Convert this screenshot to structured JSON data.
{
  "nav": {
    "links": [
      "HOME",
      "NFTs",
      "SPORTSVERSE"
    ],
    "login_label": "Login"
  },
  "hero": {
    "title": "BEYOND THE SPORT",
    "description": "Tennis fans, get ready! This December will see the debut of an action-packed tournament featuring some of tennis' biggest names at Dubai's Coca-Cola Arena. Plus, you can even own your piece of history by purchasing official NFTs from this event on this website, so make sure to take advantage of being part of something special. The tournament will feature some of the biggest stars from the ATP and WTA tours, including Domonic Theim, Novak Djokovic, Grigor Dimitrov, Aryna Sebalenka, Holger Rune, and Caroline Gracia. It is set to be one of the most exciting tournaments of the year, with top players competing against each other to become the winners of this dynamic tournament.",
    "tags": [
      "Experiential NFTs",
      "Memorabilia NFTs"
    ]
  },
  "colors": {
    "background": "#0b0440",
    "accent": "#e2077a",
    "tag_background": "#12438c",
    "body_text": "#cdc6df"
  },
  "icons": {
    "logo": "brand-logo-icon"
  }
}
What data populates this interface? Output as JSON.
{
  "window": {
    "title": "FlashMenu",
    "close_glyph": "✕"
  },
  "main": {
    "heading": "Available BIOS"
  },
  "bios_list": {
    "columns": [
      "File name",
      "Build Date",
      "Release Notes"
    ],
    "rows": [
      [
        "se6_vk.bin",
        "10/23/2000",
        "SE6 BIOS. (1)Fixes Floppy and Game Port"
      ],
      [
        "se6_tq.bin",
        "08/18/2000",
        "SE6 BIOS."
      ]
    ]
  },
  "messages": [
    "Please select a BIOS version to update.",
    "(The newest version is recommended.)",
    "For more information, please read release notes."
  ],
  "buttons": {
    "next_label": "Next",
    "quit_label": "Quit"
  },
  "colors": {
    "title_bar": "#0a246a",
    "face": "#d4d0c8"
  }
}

--

Find every line above that contains the word "version", and return each one.

    "Please select a BIOS version to update.",
    "(The newest version is recommended.)",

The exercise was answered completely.